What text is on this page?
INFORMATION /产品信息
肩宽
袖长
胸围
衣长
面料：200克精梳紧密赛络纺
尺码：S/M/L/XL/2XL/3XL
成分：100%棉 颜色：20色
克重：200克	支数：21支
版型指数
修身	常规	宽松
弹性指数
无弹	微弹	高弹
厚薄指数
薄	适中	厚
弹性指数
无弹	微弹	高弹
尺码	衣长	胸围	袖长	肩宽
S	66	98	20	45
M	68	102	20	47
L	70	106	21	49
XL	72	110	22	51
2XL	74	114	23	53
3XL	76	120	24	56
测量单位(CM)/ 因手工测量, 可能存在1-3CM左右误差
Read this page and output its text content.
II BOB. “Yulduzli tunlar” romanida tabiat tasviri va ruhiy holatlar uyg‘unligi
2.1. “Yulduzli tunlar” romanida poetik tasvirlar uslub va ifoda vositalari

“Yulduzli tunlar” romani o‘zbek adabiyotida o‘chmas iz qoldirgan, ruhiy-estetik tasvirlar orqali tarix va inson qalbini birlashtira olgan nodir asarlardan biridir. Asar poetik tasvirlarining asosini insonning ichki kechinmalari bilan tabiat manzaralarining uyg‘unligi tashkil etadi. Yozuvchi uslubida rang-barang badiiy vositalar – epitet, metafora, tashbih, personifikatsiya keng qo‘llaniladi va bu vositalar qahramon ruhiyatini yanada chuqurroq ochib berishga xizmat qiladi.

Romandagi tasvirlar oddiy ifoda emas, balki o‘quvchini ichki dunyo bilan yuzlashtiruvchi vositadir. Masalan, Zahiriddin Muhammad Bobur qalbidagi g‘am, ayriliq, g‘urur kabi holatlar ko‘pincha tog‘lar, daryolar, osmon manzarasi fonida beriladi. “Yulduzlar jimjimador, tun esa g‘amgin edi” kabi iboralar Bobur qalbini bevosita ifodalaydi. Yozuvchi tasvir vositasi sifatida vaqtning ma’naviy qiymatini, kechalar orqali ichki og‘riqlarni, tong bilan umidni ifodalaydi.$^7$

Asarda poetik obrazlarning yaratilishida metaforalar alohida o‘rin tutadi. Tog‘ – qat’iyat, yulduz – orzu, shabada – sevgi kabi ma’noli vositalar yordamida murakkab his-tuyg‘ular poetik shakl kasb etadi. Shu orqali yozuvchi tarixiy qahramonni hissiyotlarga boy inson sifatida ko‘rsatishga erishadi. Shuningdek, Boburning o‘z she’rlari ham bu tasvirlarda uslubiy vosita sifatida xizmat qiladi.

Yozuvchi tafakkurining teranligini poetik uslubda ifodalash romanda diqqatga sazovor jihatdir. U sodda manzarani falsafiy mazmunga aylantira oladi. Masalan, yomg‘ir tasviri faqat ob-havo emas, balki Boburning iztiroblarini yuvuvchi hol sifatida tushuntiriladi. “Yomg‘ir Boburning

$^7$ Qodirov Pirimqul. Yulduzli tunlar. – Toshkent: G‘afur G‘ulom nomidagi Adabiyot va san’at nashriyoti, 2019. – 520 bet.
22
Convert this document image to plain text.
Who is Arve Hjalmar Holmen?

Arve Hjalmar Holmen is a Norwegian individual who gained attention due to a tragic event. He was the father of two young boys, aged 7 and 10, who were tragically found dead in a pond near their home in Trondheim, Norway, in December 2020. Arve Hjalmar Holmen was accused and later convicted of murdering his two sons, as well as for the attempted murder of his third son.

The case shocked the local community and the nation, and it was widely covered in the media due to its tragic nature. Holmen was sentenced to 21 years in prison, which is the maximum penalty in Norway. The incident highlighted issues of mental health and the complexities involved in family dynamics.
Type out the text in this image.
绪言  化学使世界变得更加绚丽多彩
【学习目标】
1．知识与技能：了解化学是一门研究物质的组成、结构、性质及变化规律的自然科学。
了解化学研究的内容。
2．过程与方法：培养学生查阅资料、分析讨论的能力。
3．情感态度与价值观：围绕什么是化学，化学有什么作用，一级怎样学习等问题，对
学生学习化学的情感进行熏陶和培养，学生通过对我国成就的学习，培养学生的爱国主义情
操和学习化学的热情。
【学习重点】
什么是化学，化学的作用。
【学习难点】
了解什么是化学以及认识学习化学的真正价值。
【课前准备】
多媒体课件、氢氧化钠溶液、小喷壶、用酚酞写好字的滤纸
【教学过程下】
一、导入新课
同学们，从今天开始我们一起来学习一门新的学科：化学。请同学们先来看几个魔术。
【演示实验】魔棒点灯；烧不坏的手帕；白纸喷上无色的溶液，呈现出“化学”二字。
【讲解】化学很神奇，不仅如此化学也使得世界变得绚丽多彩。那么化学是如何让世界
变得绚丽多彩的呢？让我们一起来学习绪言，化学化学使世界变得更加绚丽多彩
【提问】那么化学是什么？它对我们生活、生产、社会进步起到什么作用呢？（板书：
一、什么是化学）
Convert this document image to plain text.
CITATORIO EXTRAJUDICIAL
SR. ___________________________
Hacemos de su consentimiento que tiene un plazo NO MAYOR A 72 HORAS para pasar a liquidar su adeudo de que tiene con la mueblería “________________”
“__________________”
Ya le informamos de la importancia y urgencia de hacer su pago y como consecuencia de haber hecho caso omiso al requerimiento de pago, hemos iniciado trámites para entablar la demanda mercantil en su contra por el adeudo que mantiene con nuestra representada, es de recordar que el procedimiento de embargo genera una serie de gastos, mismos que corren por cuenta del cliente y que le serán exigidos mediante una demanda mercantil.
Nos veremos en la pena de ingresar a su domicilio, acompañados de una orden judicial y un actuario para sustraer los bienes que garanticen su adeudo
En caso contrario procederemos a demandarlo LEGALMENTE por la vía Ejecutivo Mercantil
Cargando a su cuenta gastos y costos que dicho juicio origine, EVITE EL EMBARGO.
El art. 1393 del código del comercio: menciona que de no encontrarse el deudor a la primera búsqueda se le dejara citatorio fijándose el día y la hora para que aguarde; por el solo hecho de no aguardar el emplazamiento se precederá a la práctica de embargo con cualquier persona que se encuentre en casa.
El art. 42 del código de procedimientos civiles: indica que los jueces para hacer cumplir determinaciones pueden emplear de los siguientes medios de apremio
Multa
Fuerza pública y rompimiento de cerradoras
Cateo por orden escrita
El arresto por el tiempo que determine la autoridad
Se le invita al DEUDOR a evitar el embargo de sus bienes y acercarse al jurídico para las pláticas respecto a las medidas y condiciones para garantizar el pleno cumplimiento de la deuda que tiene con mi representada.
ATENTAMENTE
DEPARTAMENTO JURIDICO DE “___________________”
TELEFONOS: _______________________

---

GIVEN INSTRUCTION ▸ All of the lines above must be returned exactly.

SOLVED PROBLEM ▸
What text is on this page?
INFORMATION /产品信息
肩宽
袖长
胸围
衣长
面料：200克精梳紧密赛络纺
尺码：S/M/L/XL/2XL/3XL
成分：100%棉 颜色：20色
克重：200克	支数：21支
版型指数
修身	常规	宽松
弹性指数
无弹	微弹	高弹
厚薄指数
薄	适中	厚
弹性指数
无弹	微弹	高弹
尺码	衣长	胸围	袖长	肩宽
S	66	98	20	45
M	68	102	20	47
L	70	106	21	49
XL	72	110	22	51
2XL	74	114	23	53
3XL	76	120	24	56
测量单位(CM)/ 因手工测量, 可能存在1-3CM左右误差
Read this page and output its text content.
II BOB. “Yulduzli tunlar” romanida tabiat tasviri va ruhiy holatlar uyg‘unligi
2.1. “Yulduzli tunlar” romanida poetik tasvirlar uslub va ifoda vositalari

“Yulduzli tunlar” romani o‘zbek adabiyotida o‘chmas iz qoldirgan, ruhiy-estetik tasvirlar orqali tarix va inson qalbini birlashtira olgan nodir asarlardan biridir. Asar poetik tasvirlarining asosini insonning ichki kechinmalari bilan tabiat manzaralarining uyg‘unligi tashkil etadi. Yozuvchi uslubida rang-barang badiiy vositalar – epitet, metafora, tashbih, personifikatsiya keng qo‘llaniladi va bu vositalar qahramon ruhiyatini yanada chuqurroq ochib berishga xizmat qiladi.

Romandagi tasvirlar oddiy ifoda emas, balki o‘quvchini ichki dunyo bilan yuzlashtiruvchi vositadir. Masalan, Zahiriddin Muhammad Bobur qalbidagi g‘am, ayriliq, g‘urur kabi holatlar ko‘pincha tog‘lar, daryolar, osmon manzarasi fonida beriladi. “Yulduzlar jimjimador, tun esa g‘amgin edi” kabi iboralar Bobur qalbini bevosita ifodalaydi. Yozuvchi tasvir vositasi sifatida vaqtning ma’naviy qiymatini, kechalar orqali ichki og‘riqlarni, tong bilan umidni ifodalaydi.$^7$

Asarda poetik obrazlarning yaratilishida metaforalar alohida o‘rin tutadi. Tog‘ – qat’iyat, yulduz – orzu, shabada – sevgi kabi ma’noli vositalar yordamida murakkab his-tuyg‘ular poetik shakl kasb etadi. Shu orqali yozuvchi tarixiy qahramonni hissiyotlarga boy inson sifatida ko‘rsatishga erishadi. Shuningdek, Boburning o‘z she’rlari ham bu tasvirlarda uslubiy vosita sifatida xizmat qiladi.

Yozuvchi tafakkurining teranligini poetik uslubda ifodalash romanda diqqatga sazovor jihatdir. U sodda manzarani falsafiy mazmunga aylantira oladi. Masalan, yomg‘ir tasviri faqat ob-havo emas, balki Boburning iztiroblarini yuvuvchi hol sifatida tushuntiriladi. “Yomg‘ir Boburning

$^7$ Qodirov Pirimqul. Yulduzli tunlar. – Toshkent: G‘afur G‘ulom nomidagi Adabiyot va san’at nashriyoti, 2019. – 520 bet.
22
Convert this document image to plain text.
Who is Arve Hjalmar Holmen?

Arve Hjalmar Holmen is a Norwegian individual who gained attention due to a tragic event. He was the father of two young boys, aged 7 and 10, who were tragically found dead in a pond near their home in Trondheim, Norway, in December 2020. Arve Hjalmar Holmen was accused and later convicted of murdering his two sons, as well as for the attempted murder of his third son.

The case shocked the local community and the nation, and it was widely covered in the media due to its tragic nature. Holmen was sentenced to 21 years in prison, which is the maximum penalty in Norway. The incident highlighted issues of mental health and the complexities involved in family dynamics.
Type out the text in this image.
绪言  化学使世界变得更加绚丽多彩
【学习目标】
1．知识与技能：了解化学是一门研究物质的组成、结构、性质及变化规律的自然科学。
了解化学研究的内容。
2．过程与方法：培养学生查阅资料、分析讨论的能力。
3．情感态度与价值观：围绕什么是化学，化学有什么作用，一级怎样学习等问题，对
学生学习化学的情感进行熏陶和培养，学生通过对我国成就的学习，培养学生的爱国主义情
操和学习化学的热情。
【学习重点】
什么是化学，化学的作用。
【学习难点】
了解什么是化学以及认识学习化学的真正价值。
【课前准备】
多媒体课件、氢氧化钠溶液、小喷壶、用酚酞写好字的滤纸
【教学过程下】
一、导入新课
同学们，从今天开始我们一起来学习一门新的学科：化学。请同学们先来看几个魔术。
【演示实验】魔棒点灯；烧不坏的手帕；白纸喷上无色的溶液，呈现出“化学”二字。
【讲解】化学很神奇，不仅如此化学也使得世界变得绚丽多彩。那么化学是如何让世界
变得绚丽多彩的呢？让我们一起来学习绪言，化学化学使世界变得更加绚丽多彩
【提问】那么化学是什么？它对我们生活、生产、社会进步起到什么作用呢？（板书：
一、什么是化学）
Convert this document image to plain text.
CITATORIO EXTRAJUDICIAL
SR. ___________________________
Hacemos de su consentimiento que tiene un plazo NO MAYOR A 72 HORAS para pasar a liquidar su adeudo de que tiene con la mueblería “________________”
“__________________”
Ya le informamos de la importancia y urgencia de hacer su pago y como consecuencia de haber hecho caso omiso al requerimiento de pago, hemos iniciado trámites para entablar la demanda mercantil en su contra por el adeudo que mantiene con nuestra representada, es de recordar que el procedimiento de embargo genera una serie de gastos, mismos que corren por cuenta del cliente y que le serán exigidos mediante una demanda mercantil.
Nos veremos en la pena de ingresar a su domicilio, acompañados de una orden judicial y un actuario para sustraer los bienes que garanticen su adeudo
En caso contrario procederemos a demandarlo LEGALMENTE por la vía Ejecutivo Mercantil
Cargando a su cuenta gastos y costos que dicho juicio origine, EVITE EL EMBARGO.
El art. 1393 del código del comercio: menciona que de no encontrarse el deudor a la primera búsqueda se le dejara citatorio fijándose el día y la hora para que aguarde; por el solo hecho de no aguardar el emplazamiento se precederá a la práctica de embargo con cualquier persona que se encuentre en casa.
El art. 42 del código de procedimientos civiles: indica que los jueces para hacer cumplir determinaciones pueden emplear de los siguientes medios de apremio
Multa
Fuerza pública y rompimiento de cerradoras
Cateo por orden escrita
El arresto por el tiempo que determine la autoridad
Se le invita al DEUDOR a evitar el embargo de sus bienes y acercarse al jurídico para las pláticas respecto a las medidas y condiciones para garantizar el pleno cumplimiento de la deuda que tiene con mi representada.
ATENTAMENTE
DEPARTAMENTO JURIDICO DE “___________________”
TELEFONOS: _______________________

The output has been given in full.